Render the following material again verbatim, leaving nothing out.

-------------------------

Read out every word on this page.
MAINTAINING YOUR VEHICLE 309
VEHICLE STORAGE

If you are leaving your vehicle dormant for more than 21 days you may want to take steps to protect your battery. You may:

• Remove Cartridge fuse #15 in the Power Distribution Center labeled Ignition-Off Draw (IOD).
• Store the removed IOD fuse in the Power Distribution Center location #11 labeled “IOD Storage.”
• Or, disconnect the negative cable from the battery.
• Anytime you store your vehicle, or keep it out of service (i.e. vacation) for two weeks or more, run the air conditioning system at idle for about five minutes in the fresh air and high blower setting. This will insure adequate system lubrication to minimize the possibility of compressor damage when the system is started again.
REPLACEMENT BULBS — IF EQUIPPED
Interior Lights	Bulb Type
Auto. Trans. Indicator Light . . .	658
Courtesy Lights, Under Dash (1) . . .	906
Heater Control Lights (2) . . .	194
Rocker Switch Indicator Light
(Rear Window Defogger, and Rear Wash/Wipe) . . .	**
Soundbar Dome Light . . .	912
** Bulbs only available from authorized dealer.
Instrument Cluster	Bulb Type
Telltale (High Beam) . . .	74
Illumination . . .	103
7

-------------------------

# Written reply:
Read out every word on this page.
MAINTAINING YOUR VEHICLE 309
VEHICLE STORAGE

If you are leaving your vehicle dormant for more than 21 days you may want to take steps to protect your battery. You may:

• Remove Cartridge fuse #15 in the Power Distribution Center labeled Ignition-Off Draw (IOD).
• Store the removed IOD fuse in the Power Distribution Center location #11 labeled “IOD Storage.”
• Or, disconnect the negative cable from the battery.
• Anytime you store your vehicle, or keep it out of service (i.e. vacation) for two weeks or more, run the air conditioning system at idle for about five minutes in the fresh air and high blower setting. This will insure adequate system lubrication to minimize the possibility of compressor damage when the system is started again.
REPLACEMENT BULBS — IF EQUIPPED
Interior Lights	Bulb Type
Auto. Trans. Indicator Light . . .	658
Courtesy Lights, Under Dash (1) . . .	906
Heater Control Lights (2) . . .	194
Rocker Switch Indicator Light
(Rear Window Defogger, and Rear Wash/Wipe) . . .	**
Soundbar Dome Light . . .	912
** Bulbs only available from authorized dealer.
Instrument Cluster	Bulb Type
Telltale (High Beam) . . .	74
Illumination . . .	103
7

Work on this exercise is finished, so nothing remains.